### Stated exercise
In the data below, find every line with the string "angstrom" and pull it out.

### The records
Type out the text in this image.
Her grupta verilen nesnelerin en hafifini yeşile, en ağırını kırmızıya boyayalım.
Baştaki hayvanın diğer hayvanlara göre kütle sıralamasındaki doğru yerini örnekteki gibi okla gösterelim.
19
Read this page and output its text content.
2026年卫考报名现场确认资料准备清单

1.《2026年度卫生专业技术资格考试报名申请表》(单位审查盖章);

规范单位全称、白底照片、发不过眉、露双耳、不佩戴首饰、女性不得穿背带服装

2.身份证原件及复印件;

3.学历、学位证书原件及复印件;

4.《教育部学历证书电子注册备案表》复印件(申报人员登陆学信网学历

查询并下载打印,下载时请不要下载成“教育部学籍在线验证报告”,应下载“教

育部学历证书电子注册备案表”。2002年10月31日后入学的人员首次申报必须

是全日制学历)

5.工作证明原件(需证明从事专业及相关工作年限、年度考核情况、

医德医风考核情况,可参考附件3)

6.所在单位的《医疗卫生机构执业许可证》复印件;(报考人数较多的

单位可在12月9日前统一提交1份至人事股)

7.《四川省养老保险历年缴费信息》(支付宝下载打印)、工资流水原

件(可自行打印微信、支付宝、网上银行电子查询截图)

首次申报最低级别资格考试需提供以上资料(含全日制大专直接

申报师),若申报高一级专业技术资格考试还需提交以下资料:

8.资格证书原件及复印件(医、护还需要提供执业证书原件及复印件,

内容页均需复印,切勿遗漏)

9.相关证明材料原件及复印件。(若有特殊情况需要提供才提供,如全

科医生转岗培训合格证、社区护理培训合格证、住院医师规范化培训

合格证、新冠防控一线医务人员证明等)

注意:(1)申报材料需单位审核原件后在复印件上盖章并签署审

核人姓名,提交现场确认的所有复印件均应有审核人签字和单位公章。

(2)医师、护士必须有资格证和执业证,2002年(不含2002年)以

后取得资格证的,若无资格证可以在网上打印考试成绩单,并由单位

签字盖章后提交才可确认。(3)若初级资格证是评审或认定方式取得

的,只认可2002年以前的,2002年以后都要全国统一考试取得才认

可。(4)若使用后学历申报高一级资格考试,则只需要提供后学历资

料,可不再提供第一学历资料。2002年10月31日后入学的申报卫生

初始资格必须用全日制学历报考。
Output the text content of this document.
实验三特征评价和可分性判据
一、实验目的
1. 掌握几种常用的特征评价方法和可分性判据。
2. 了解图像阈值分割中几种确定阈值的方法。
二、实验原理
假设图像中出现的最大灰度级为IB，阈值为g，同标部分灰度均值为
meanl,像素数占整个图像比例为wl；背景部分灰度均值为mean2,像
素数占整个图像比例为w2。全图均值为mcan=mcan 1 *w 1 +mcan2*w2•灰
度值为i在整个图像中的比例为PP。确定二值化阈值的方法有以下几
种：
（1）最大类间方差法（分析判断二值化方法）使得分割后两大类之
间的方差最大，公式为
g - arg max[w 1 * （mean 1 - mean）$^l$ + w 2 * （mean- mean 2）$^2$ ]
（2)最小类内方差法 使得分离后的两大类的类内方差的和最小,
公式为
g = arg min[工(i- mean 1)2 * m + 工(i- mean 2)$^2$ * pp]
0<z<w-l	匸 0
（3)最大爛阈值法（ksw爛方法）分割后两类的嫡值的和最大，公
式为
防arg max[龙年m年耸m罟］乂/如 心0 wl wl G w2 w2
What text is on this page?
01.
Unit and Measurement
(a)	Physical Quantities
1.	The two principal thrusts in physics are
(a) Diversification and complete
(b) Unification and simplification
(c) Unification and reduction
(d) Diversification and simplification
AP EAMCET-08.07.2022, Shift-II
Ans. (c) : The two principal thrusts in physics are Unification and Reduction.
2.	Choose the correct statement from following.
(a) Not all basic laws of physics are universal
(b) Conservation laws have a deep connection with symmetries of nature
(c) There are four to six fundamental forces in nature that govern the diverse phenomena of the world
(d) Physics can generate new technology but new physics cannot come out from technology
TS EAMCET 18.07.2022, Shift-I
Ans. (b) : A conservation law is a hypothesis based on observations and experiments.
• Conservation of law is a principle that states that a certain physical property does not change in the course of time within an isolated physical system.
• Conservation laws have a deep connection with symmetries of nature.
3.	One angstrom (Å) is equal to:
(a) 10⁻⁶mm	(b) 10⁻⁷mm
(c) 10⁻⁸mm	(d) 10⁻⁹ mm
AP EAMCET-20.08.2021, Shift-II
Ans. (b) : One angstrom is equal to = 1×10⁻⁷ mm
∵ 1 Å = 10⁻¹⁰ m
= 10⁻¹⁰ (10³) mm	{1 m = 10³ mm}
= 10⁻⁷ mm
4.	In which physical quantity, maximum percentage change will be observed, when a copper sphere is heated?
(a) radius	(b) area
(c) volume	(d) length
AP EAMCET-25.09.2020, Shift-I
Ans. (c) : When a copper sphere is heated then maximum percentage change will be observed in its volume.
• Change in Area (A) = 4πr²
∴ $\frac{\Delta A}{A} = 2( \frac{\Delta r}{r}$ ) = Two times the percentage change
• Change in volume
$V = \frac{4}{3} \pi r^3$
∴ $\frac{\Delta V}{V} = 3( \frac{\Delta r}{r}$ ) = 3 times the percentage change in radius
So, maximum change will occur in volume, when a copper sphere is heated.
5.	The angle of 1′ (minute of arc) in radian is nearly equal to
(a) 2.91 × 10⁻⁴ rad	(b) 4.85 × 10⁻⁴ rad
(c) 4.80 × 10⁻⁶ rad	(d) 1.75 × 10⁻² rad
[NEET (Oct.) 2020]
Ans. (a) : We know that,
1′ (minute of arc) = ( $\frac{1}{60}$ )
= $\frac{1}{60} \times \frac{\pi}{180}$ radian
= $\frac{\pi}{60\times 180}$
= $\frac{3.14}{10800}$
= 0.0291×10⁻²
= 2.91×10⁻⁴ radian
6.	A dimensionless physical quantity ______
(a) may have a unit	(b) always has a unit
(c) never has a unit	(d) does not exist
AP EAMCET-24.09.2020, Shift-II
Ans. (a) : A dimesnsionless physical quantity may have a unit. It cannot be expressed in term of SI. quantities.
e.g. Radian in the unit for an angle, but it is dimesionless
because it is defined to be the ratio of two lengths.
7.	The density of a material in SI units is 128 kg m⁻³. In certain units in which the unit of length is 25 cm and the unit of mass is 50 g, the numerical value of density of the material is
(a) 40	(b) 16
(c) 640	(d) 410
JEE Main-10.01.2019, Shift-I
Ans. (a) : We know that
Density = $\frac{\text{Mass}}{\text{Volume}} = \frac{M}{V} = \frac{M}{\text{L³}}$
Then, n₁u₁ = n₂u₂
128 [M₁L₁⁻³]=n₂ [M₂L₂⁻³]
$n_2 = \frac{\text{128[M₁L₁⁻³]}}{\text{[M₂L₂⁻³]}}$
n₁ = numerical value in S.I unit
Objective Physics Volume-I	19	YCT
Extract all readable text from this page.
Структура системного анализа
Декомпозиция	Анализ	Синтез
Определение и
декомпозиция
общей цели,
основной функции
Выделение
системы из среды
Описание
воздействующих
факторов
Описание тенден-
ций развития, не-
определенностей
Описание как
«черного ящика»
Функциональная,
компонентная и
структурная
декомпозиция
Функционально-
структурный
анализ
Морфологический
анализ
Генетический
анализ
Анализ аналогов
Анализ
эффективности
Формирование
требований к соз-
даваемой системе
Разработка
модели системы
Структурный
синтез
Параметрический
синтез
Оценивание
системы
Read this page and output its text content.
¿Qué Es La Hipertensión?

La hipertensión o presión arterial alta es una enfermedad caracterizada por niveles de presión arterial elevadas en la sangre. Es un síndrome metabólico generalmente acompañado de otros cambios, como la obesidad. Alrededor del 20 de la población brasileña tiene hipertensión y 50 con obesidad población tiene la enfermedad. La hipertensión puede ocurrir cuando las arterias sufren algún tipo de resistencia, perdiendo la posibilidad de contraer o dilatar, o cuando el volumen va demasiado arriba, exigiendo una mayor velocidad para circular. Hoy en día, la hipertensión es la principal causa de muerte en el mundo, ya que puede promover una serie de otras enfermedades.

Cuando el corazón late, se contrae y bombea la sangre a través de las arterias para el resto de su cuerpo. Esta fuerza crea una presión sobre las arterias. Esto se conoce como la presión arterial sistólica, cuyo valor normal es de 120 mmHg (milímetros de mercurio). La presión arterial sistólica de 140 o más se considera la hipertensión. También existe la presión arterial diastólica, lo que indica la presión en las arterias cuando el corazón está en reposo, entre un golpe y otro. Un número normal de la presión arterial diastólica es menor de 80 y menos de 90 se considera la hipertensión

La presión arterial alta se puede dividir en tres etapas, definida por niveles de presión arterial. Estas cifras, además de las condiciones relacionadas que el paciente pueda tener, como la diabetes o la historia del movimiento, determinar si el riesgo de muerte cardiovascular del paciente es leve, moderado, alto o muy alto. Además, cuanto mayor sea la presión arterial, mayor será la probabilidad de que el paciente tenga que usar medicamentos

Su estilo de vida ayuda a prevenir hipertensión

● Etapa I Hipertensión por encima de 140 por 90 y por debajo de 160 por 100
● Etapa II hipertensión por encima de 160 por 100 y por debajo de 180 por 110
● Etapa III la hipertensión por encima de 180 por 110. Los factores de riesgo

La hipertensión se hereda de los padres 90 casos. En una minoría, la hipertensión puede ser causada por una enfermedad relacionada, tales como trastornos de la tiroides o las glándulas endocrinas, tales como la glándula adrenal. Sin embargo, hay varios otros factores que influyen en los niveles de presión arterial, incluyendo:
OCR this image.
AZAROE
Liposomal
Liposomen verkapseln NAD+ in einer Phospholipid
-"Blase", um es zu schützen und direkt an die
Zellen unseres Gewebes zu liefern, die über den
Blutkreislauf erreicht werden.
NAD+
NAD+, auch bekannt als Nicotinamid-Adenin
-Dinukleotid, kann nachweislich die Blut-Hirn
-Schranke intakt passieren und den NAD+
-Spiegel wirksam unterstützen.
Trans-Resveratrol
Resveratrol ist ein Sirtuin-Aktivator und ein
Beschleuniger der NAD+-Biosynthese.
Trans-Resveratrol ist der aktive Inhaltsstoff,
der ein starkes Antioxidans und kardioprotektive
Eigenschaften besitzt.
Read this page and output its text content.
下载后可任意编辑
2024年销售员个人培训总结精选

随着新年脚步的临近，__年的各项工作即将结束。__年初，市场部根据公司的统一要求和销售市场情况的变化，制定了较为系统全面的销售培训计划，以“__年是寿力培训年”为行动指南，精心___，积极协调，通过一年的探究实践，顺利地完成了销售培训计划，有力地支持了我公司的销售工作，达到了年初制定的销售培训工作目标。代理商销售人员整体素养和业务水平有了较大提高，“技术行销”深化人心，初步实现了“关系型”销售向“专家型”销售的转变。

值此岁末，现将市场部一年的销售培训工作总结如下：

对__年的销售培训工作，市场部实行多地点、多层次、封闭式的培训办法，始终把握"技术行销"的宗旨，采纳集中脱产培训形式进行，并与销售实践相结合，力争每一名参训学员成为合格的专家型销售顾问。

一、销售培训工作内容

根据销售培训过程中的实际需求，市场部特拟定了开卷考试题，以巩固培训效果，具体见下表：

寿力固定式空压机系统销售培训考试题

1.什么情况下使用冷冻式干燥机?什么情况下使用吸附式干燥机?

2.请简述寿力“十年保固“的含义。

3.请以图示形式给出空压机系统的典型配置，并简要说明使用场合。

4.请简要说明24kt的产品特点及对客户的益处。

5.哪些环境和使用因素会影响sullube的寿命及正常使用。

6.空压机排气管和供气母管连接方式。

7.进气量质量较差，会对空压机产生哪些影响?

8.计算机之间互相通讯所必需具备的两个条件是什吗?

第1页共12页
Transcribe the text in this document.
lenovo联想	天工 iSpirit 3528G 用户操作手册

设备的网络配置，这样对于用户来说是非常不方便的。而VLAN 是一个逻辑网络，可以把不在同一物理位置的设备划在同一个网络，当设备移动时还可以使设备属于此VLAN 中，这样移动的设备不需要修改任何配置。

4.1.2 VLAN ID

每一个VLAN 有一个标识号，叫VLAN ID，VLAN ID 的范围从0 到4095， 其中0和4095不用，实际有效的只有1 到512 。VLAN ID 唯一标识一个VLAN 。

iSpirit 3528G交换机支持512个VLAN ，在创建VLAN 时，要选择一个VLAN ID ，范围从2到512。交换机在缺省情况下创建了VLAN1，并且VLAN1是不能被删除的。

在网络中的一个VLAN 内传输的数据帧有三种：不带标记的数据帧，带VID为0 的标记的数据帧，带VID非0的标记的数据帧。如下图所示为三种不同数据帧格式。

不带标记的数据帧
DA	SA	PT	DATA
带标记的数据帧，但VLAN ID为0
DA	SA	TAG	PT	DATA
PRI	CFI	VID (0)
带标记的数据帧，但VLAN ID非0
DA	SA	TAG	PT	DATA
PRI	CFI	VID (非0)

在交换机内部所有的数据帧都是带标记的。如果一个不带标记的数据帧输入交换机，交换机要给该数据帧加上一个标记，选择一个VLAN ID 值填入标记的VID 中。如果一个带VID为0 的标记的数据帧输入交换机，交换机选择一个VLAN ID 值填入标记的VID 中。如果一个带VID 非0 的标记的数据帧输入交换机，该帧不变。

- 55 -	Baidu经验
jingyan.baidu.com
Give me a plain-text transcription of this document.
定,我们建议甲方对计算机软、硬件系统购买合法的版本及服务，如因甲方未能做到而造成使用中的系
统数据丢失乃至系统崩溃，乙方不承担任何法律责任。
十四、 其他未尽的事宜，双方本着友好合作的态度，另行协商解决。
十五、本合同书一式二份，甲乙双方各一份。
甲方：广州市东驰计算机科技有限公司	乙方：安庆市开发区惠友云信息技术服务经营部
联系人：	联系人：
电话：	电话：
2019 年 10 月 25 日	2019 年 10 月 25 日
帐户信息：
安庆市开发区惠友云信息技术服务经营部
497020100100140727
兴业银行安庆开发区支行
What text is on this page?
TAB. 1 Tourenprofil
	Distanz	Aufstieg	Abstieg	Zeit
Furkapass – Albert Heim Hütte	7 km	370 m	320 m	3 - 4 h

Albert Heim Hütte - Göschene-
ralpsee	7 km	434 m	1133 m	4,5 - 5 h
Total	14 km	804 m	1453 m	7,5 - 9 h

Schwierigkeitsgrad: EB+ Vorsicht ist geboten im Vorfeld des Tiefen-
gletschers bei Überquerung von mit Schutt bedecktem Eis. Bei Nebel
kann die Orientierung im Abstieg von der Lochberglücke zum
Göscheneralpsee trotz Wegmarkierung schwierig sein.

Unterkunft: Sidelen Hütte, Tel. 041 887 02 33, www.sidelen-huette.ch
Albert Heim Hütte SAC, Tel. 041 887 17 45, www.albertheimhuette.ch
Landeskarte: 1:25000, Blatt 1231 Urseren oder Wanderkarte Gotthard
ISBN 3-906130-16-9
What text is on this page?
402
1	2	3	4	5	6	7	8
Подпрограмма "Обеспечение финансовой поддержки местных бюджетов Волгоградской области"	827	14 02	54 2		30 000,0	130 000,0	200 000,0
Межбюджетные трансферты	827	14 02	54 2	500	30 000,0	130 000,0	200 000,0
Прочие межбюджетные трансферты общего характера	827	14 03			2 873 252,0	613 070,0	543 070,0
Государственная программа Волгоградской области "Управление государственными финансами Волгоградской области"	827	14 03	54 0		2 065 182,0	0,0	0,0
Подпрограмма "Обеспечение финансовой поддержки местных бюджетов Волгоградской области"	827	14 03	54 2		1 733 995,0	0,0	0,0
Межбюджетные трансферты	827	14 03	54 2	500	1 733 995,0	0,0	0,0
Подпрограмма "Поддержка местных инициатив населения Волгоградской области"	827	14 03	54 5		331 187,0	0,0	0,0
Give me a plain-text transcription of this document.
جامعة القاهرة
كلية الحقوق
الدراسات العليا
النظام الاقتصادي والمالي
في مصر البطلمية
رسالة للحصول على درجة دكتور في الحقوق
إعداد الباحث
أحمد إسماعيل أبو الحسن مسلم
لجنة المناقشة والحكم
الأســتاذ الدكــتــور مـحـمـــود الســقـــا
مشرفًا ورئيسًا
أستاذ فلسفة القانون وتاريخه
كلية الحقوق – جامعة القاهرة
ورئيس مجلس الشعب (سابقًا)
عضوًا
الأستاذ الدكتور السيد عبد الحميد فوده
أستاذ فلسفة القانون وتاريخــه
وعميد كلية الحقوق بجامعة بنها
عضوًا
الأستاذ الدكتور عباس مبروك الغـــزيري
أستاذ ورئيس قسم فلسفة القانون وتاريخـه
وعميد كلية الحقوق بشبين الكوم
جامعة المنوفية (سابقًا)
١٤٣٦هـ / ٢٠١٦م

### Answer to this task
3.	One angstrom (Å) is equal to:
Ans. (b) : One angstrom is equal to = 1×10⁻⁷ mm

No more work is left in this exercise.